(STATED PROBLEM) Below is some material; set it all down exactly, apart from the pictures.

(DATASET RECORDS)

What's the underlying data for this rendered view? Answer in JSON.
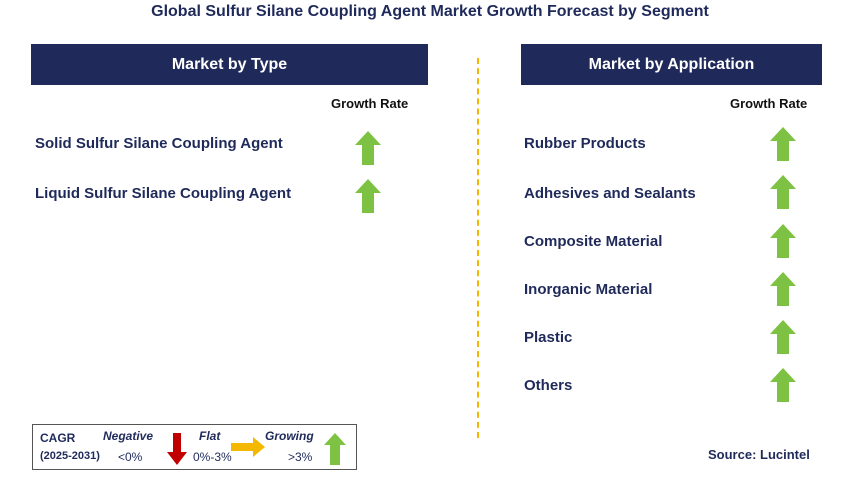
{
  "title": "Global Sulfur Silane Coupling Agent Market Growth Forecast by Segment",
  "left_panel": {
    "header": "Market by Type",
    "growth_label": "Growth Rate",
    "items": [
      {
        "label": "Solid Sulfur Silane Coupling Agent",
        "trend": "growing"
      },
      {
        "label": "Liquid Sulfur Silane Coupling Agent",
        "trend": "growing"
      }
    ]
  },
  "right_panel": {
    "header": "Market by Application",
    "growth_label": "Growth Rate",
    "items": [
      {
        "label": "Rubber Products",
        "trend": "growing"
      },
      {
        "label": "Adhesives and Sealants",
        "trend": "growing"
      },
      {
        "label": "Composite Material",
        "trend": "growing"
      },
      {
        "label": "Inorganic Material",
        "trend": "growing"
      },
      {
        "label": "Plastic",
        "trend": "growing"
      },
      {
        "label": "Others",
        "trend": "growing"
      }
    ]
  },
  "legend": {
    "cagr_label": "CAGR",
    "period": "(2025-2031)",
    "negative_label": "Negative",
    "negative_range": "<0%",
    "flat_label": "Flat",
    "flat_range": "0%-3%",
    "growing_label": "Growing",
    "growing_range": ">3%"
  },
  "source": "Source: Lucintel",
  "colors": {
    "header_bg": "#1f2a5a",
    "growing": "#7dc243",
    "negative": "#c00000",
    "flat": "#f5b800",
    "divider": "#f2b705"
  }
}
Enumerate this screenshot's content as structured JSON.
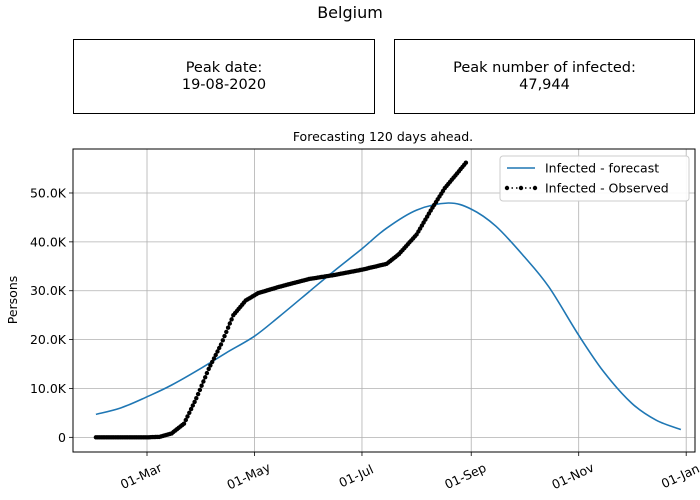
{
  "figure": {
    "title": "Belgium",
    "peak_date_label": "Peak date:",
    "peak_date_value": "19-08-2020",
    "peak_number_label": "Peak number of infected:",
    "peak_number_value": "47,944"
  },
  "colors": {
    "forecast": "#1f77b4",
    "observed": "#000000",
    "grid": "#b0b0b0"
  },
  "chart_data": {
    "type": "line",
    "title": "Forecasting 120 days ahead.",
    "ylabel": "Persons",
    "xlabel": "",
    "x_axis_type": "date",
    "xlim": [
      "2020-01-19",
      "2021-01-06"
    ],
    "ylim": [
      -3000,
      59000
    ],
    "grid": true,
    "legend_position": "top-right",
    "x_ticks": [
      {
        "date": "2020-03-01",
        "label": "01-Mar"
      },
      {
        "date": "2020-05-01",
        "label": "01-May"
      },
      {
        "date": "2020-07-01",
        "label": "01-Jul"
      },
      {
        "date": "2020-09-01",
        "label": "01-Sep"
      },
      {
        "date": "2020-11-01",
        "label": "01-Nov"
      },
      {
        "date": "2021-01-01",
        "label": "01-Jan"
      }
    ],
    "y_ticks": [
      {
        "value": 0,
        "label": "0"
      },
      {
        "value": 10000,
        "label": "10.0K"
      },
      {
        "value": 20000,
        "label": "20.0K"
      },
      {
        "value": 30000,
        "label": "30.0K"
      },
      {
        "value": 40000,
        "label": "40.0K"
      },
      {
        "value": 50000,
        "label": "50.0K"
      }
    ],
    "series": [
      {
        "name": "Infected - forecast",
        "style": "line",
        "points": [
          [
            "2020-02-01",
            4700
          ],
          [
            "2020-02-15",
            6000
          ],
          [
            "2020-03-01",
            8300
          ],
          [
            "2020-03-15",
            10700
          ],
          [
            "2020-04-01",
            14200
          ],
          [
            "2020-04-15",
            17300
          ],
          [
            "2020-05-01",
            20700
          ],
          [
            "2020-05-15",
            24700
          ],
          [
            "2020-06-01",
            29800
          ],
          [
            "2020-06-15",
            34000
          ],
          [
            "2020-07-01",
            38600
          ],
          [
            "2020-07-15",
            42800
          ],
          [
            "2020-08-01",
            46500
          ],
          [
            "2020-08-19",
            47944
          ],
          [
            "2020-09-01",
            46700
          ],
          [
            "2020-09-15",
            43200
          ],
          [
            "2020-10-01",
            37000
          ],
          [
            "2020-10-15",
            30800
          ],
          [
            "2020-11-01",
            20900
          ],
          [
            "2020-11-15",
            13500
          ],
          [
            "2020-12-01",
            7000
          ],
          [
            "2020-12-15",
            3500
          ],
          [
            "2020-12-29",
            1600
          ]
        ]
      },
      {
        "name": "Infected - Observed",
        "style": "dotted-markers",
        "points": [
          [
            "2020-02-01",
            0
          ],
          [
            "2020-02-15",
            0
          ],
          [
            "2020-03-01",
            0
          ],
          [
            "2020-03-08",
            100
          ],
          [
            "2020-03-15",
            800
          ],
          [
            "2020-03-22",
            2800
          ],
          [
            "2020-03-29",
            8000
          ],
          [
            "2020-04-05",
            14000
          ],
          [
            "2020-04-12",
            19000
          ],
          [
            "2020-04-19",
            25000
          ],
          [
            "2020-04-26",
            28000
          ],
          [
            "2020-05-03",
            29500
          ],
          [
            "2020-05-15",
            30800
          ],
          [
            "2020-06-01",
            32400
          ],
          [
            "2020-06-15",
            33200
          ],
          [
            "2020-07-01",
            34300
          ],
          [
            "2020-07-15",
            35500
          ],
          [
            "2020-07-22",
            37500
          ],
          [
            "2020-08-01",
            41500
          ],
          [
            "2020-08-10",
            47000
          ],
          [
            "2020-08-17",
            51000
          ],
          [
            "2020-08-24",
            54000
          ],
          [
            "2020-08-29",
            56200
          ]
        ]
      }
    ]
  }
}
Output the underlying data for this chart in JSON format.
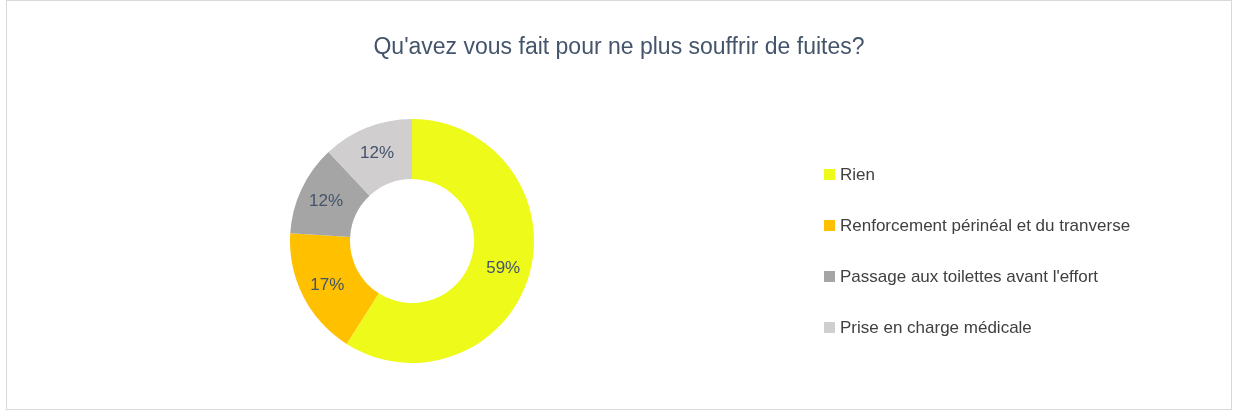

(RESULT FOR THIS EXERCISE)
What's the underlying data for this rendered view? Answer in JSON.
{
  "title": "Global Sulfur Silane Coupling Agent Market Growth Forecast by Segment",
  "left_panel": {
    "header": "Market by Type",
    "growth_label": "Growth Rate",
    "items": [
      {
        "label": "Solid Sulfur Silane Coupling Agent",
        "trend": "growing"
      },
      {
        "label": "Liquid Sulfur Silane Coupling Agent",
        "trend": "growing"
      }
    ]
  },
  "right_panel": {
    "header": "Market by Application",
    "growth_label": "Growth Rate",
    "items": [
      {
        "label": "Rubber Products",
        "trend": "growing"
      },
      {
        "label": "Adhesives and Sealants",
        "trend": "growing"
      },
      {
        "label": "Composite Material",
        "trend": "growing"
      },
      {
        "label": "Inorganic Material",
        "trend": "growing"
      },
      {
        "label": "Plastic",
        "trend": "growing"
      },
      {
        "label": "Others",
        "trend": "growing"
      }
    ]
  },
  "legend": {
    "cagr_label": "CAGR",
    "period": "(2025-2031)",
    "negative_label": "Negative",
    "negative_range": "<0%",
    "flat_label": "Flat",
    "flat_range": "0%-3%",
    "growing_label": "Growing",
    "growing_range": ">3%"
  },
  "source": "Source: Lucintel",
  "colors": {
    "header_bg": "#1f2a5a",
    "growing": "#7dc243",
    "negative": "#c00000",
    "flat": "#f5b800",
    "divider": "#f2b705"
  }
}
Enumerate this screenshot's content as structured JSON.
{
  "figure": {
    "title": "Belgium",
    "peak_date_label": "Peak date:",
    "peak_date_value": "19-08-2020",
    "peak_number_label": "Peak number of infected:",
    "peak_number_value": "47,944"
  },
  "colors": {
    "forecast": "#1f77b4",
    "observed": "#000000",
    "grid": "#b0b0b0"
  },
  "chart_data": {
    "type": "line",
    "title": "Forecasting 120 days ahead.",
    "ylabel": "Persons",
    "xlabel": "",
    "x_axis_type": "date",
    "xlim": [
      "2020-01-19",
      "2021-01-06"
    ],
    "ylim": [
      -3000,
      59000
    ],
    "grid": true,
    "legend_position": "top-right",
    "x_ticks": [
      {
        "date": "2020-03-01",
        "label": "01-Mar"
      },
      {
        "date": "2020-05-01",
        "label": "01-May"
      },
      {
        "date": "2020-07-01",
        "label": "01-Jul"
      },
      {
        "date": "2020-09-01",
        "label": "01-Sep"
      },
      {
        "date": "2020-11-01",
        "label": "01-Nov"
      },
      {
        "date": "2021-01-01",
        "label": "01-Jan"
      }
    ],
    "y_ticks": [
      {
        "value": 0,
        "label": "0"
      },
      {
        "value": 10000,
        "label": "10.0K"
      },
      {
        "value": 20000,
        "label": "20.0K"
      },
      {
        "value": 30000,
        "label": "30.0K"
      },
      {
        "value": 40000,
        "label": "40.0K"
      },
      {
        "value": 50000,
        "label": "50.0K"
      }
    ],
    "series": [
      {
        "name": "Infected - forecast",
        "style": "line",
        "points": [
          [
            "2020-02-01",
            4700
          ],
          [
            "2020-02-15",
            6000
          ],
          [
            "2020-03-01",
            8300
          ],
          [
            "2020-03-15",
            10700
          ],
          [
            "2020-04-01",
            14200
          ],
          [
            "2020-04-15",
            17300
          ],
          [
            "2020-05-01",
            20700
          ],
          [
            "2020-05-15",
            24700
          ],
          [
            "2020-06-01",
            29800
          ],
          [
            "2020-06-15",
            34000
          ],
          [
            "2020-07-01",
            38600
          ],
          [
            "2020-07-15",
            42800
          ],
          [
            "2020-08-01",
            46500
          ],
          [
            "2020-08-19",
            47944
          ],
          [
            "2020-09-01",
            46700
          ],
          [
            "2020-09-15",
            43200
          ],
          [
            "2020-10-01",
            37000
          ],
          [
            "2020-10-15",
            30800
          ],
          [
            "2020-11-01",
            20900
          ],
          [
            "2020-11-15",
            13500
          ],
          [
            "2020-12-01",
            7000
          ],
          [
            "2020-12-15",
            3500
          ],
          [
            "2020-12-29",
            1600
          ]
        ]
      },
      {
        "name": "Infected - Observed",
        "style": "dotted-markers",
        "points": [
          [
            "2020-02-01",
            0
          ],
          [
            "2020-02-15",
            0
          ],
          [
            "2020-03-01",
            0
          ],
          [
            "2020-03-08",
            100
          ],
          [
            "2020-03-15",
            800
          ],
          [
            "2020-03-22",
            2800
          ],
          [
            "2020-03-29",
            8000
          ],
          [
            "2020-04-05",
            14000
          ],
          [
            "2020-04-12",
            19000
          ],
          [
            "2020-04-19",
            25000
          ],
          [
            "2020-04-26",
            28000
          ],
          [
            "2020-05-03",
            29500
          ],
          [
            "2020-05-15",
            30800
          ],
          [
            "2020-06-01",
            32400
          ],
          [
            "2020-06-15",
            33200
          ],
          [
            "2020-07-01",
            34300
          ],
          [
            "2020-07-15",
            35500
          ],
          [
            "2020-07-22",
            37500
          ],
          [
            "2020-08-01",
            41500
          ],
          [
            "2020-08-10",
            47000
          ],
          [
            "2020-08-17",
            51000
          ],
          [
            "2020-08-24",
            54000
          ],
          [
            "2020-08-29",
            56200
          ]
        ]
      }
    ]
  }
}
Output the underlying data for this chart in JSON format.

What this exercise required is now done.